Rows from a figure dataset
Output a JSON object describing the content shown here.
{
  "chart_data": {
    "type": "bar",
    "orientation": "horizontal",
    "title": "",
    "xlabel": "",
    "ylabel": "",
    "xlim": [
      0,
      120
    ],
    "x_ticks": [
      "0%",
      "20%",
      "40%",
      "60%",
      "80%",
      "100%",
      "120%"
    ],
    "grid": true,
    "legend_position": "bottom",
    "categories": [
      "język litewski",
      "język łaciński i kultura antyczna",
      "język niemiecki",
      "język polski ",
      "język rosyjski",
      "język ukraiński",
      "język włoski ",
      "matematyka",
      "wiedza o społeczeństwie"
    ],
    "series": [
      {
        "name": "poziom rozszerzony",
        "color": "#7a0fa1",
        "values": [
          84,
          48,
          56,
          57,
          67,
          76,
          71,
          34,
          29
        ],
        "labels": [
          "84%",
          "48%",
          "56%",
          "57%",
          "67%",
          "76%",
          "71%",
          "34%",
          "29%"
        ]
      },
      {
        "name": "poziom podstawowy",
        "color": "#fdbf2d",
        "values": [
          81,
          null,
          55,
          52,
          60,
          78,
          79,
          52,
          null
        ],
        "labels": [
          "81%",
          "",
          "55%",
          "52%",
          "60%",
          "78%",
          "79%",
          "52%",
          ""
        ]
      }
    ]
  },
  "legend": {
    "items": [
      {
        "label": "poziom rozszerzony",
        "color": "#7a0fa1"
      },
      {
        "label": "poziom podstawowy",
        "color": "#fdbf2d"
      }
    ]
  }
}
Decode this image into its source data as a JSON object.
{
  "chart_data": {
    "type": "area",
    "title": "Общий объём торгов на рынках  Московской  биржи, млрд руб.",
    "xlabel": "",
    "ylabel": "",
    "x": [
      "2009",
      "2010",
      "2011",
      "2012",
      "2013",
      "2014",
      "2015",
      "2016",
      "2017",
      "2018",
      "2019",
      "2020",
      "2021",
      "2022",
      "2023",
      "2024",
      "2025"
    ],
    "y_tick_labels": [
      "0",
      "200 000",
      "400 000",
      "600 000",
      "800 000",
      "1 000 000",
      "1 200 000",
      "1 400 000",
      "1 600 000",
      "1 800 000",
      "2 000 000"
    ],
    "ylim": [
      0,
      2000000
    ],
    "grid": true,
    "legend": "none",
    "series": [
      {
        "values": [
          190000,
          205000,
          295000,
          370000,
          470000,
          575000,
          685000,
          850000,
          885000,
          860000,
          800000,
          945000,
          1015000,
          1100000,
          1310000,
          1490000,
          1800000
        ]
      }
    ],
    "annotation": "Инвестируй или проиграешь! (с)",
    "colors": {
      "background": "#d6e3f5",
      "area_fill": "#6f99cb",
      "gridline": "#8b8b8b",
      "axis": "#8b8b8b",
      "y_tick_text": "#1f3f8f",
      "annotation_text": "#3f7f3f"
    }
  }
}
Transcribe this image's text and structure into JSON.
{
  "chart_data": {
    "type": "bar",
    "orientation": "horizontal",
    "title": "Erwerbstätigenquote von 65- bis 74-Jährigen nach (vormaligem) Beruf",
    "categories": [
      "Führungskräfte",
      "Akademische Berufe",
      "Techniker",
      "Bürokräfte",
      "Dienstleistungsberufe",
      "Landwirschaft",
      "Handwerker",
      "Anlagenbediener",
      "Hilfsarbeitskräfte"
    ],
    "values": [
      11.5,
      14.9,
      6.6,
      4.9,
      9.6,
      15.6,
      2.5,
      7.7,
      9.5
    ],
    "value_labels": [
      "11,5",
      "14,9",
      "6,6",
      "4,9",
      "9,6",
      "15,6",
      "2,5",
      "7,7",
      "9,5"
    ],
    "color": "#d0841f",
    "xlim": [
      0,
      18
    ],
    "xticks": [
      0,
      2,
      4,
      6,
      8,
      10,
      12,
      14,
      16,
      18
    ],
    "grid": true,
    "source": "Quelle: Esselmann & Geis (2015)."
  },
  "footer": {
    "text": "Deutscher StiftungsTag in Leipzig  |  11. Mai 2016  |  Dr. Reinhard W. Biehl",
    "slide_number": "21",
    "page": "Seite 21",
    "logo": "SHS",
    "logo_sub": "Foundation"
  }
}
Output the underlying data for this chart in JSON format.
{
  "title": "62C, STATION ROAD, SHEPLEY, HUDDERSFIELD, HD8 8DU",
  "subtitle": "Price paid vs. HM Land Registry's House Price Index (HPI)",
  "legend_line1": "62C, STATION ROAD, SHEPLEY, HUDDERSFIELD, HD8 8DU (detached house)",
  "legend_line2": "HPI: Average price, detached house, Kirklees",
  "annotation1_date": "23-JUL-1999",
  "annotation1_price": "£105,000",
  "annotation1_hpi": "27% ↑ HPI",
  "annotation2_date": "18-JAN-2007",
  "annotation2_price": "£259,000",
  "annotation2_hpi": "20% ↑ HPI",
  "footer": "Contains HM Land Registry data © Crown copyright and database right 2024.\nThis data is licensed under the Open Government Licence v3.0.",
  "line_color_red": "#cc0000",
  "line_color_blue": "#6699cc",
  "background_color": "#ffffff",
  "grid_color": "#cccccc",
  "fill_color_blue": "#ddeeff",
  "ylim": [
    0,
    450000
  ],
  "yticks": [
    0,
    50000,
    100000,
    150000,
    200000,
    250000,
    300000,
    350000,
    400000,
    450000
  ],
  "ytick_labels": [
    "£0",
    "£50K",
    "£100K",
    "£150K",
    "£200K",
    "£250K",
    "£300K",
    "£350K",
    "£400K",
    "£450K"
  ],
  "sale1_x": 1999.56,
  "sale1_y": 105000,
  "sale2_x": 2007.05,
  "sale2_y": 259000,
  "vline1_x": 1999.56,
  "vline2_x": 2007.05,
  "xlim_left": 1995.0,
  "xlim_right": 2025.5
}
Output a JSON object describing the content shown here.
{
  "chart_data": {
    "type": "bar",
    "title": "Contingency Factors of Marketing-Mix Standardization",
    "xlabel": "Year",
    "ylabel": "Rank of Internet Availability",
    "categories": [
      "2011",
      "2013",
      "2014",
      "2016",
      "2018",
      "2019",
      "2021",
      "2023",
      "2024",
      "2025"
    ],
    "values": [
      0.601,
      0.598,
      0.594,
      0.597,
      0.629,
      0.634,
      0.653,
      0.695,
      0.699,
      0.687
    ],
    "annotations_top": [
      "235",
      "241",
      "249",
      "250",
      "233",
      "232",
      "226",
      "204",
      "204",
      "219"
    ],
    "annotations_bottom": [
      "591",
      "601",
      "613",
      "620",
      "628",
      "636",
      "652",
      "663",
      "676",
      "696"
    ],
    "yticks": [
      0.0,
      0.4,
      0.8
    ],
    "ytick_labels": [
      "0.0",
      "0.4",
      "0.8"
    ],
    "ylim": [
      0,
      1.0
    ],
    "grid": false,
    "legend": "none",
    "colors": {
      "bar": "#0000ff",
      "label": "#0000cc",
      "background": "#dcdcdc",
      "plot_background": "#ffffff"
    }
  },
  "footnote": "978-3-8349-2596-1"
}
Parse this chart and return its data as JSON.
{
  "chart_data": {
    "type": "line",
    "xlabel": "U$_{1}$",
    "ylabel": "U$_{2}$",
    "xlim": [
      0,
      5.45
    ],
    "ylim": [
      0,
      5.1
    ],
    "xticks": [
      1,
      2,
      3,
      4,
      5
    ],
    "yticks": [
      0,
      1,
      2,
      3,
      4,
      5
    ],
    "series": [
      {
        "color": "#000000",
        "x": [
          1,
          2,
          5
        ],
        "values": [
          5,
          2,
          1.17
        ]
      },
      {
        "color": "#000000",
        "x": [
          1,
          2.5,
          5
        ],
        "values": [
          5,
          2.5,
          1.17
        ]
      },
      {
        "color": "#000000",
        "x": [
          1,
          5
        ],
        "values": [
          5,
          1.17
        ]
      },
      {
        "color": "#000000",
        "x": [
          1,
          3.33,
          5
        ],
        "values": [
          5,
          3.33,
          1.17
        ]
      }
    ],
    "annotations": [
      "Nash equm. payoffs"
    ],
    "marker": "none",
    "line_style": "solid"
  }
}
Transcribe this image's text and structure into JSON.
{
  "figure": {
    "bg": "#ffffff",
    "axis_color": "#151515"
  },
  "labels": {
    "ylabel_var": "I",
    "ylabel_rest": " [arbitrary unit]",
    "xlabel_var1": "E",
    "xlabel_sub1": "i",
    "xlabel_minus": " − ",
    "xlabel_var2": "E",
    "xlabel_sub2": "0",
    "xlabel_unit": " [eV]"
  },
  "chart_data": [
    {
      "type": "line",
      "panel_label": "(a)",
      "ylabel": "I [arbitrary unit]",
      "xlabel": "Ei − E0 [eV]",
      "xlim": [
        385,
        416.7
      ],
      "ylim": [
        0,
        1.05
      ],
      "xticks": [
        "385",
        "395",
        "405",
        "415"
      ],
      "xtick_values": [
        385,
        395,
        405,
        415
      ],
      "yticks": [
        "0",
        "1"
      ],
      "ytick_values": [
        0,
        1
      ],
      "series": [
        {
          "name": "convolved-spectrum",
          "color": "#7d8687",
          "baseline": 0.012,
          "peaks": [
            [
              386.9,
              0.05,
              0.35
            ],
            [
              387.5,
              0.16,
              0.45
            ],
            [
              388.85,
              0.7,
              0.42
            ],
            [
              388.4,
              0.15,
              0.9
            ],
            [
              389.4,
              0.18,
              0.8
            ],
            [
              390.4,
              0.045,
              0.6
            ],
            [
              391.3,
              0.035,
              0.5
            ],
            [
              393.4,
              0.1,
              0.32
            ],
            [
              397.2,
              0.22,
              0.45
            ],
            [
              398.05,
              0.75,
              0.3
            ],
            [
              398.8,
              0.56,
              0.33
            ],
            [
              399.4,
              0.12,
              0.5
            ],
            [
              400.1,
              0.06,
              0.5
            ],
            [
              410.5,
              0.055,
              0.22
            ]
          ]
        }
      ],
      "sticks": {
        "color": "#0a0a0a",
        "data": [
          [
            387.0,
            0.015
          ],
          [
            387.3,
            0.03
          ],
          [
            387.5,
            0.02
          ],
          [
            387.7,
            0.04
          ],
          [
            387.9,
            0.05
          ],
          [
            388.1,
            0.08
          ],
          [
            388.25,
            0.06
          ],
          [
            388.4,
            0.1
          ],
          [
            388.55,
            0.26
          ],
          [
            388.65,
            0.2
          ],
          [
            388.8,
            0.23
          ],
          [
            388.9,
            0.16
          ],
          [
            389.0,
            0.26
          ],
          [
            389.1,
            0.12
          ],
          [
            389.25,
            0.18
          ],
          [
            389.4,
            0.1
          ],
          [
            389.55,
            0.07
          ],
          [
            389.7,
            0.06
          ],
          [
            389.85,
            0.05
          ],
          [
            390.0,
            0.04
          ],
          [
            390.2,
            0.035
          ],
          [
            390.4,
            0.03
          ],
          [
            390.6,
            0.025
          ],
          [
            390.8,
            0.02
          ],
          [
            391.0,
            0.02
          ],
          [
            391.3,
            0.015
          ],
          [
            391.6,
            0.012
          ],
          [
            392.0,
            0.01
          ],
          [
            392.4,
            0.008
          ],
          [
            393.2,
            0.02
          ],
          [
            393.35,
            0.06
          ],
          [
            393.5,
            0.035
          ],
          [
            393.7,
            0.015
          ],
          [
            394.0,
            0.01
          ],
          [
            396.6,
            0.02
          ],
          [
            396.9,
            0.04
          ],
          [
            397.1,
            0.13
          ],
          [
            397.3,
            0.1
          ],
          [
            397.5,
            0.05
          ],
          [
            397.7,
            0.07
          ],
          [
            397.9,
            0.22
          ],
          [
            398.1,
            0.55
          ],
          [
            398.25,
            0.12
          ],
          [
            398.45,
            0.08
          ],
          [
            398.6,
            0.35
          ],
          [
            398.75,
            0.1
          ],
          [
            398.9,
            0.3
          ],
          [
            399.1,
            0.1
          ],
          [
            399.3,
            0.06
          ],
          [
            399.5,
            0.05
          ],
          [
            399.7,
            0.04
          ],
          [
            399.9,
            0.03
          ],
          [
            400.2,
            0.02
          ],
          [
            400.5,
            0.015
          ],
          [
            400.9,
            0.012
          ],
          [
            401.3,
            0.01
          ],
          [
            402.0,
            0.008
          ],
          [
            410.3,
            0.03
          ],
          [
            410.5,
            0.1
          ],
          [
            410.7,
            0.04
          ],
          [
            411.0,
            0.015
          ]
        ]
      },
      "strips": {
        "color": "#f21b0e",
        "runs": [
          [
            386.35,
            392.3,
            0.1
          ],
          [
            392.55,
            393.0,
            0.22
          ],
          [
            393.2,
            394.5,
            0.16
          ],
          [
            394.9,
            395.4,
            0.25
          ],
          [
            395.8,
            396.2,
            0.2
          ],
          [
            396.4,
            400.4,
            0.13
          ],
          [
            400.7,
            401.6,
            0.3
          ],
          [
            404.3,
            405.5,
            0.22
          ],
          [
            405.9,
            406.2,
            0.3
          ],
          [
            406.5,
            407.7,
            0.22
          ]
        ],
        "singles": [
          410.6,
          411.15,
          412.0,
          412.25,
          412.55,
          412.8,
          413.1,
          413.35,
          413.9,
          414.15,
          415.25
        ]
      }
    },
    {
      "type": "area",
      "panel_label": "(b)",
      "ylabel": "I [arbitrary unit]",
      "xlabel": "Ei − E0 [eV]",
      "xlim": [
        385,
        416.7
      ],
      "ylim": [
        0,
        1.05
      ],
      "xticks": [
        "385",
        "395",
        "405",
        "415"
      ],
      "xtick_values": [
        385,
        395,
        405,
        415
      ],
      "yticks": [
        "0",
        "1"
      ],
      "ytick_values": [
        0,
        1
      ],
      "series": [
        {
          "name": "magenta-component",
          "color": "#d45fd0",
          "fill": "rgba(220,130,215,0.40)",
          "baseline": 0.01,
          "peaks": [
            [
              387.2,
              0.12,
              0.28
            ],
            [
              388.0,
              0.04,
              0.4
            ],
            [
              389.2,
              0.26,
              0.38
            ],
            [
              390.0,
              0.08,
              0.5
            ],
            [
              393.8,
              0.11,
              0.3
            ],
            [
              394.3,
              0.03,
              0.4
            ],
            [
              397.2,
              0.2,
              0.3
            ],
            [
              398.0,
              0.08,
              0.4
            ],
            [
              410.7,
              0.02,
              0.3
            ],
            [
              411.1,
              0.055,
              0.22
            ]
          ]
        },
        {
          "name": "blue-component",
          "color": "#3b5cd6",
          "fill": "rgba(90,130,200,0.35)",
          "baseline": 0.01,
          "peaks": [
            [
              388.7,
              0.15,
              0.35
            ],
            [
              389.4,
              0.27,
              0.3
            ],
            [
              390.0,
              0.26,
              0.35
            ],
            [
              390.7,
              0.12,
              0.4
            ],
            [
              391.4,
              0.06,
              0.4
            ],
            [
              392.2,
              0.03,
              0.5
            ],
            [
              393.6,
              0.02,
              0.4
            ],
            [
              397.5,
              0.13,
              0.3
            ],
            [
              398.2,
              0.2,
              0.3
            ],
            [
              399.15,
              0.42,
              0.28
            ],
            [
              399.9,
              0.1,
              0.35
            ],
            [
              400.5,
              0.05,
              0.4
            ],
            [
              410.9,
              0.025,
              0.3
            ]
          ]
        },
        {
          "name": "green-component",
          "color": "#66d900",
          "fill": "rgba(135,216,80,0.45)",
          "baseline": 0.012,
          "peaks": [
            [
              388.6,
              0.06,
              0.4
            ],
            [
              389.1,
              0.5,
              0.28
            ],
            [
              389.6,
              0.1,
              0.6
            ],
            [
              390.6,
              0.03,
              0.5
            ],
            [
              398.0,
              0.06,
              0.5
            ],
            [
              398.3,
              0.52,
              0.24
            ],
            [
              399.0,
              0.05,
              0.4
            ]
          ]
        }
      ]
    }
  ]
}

## What needs to be done:
Return each line among the entries that holds the word "podstawowy".

## Expected answer:
        "name": "poziom podstawowy",
        "label": "poziom podstawowy",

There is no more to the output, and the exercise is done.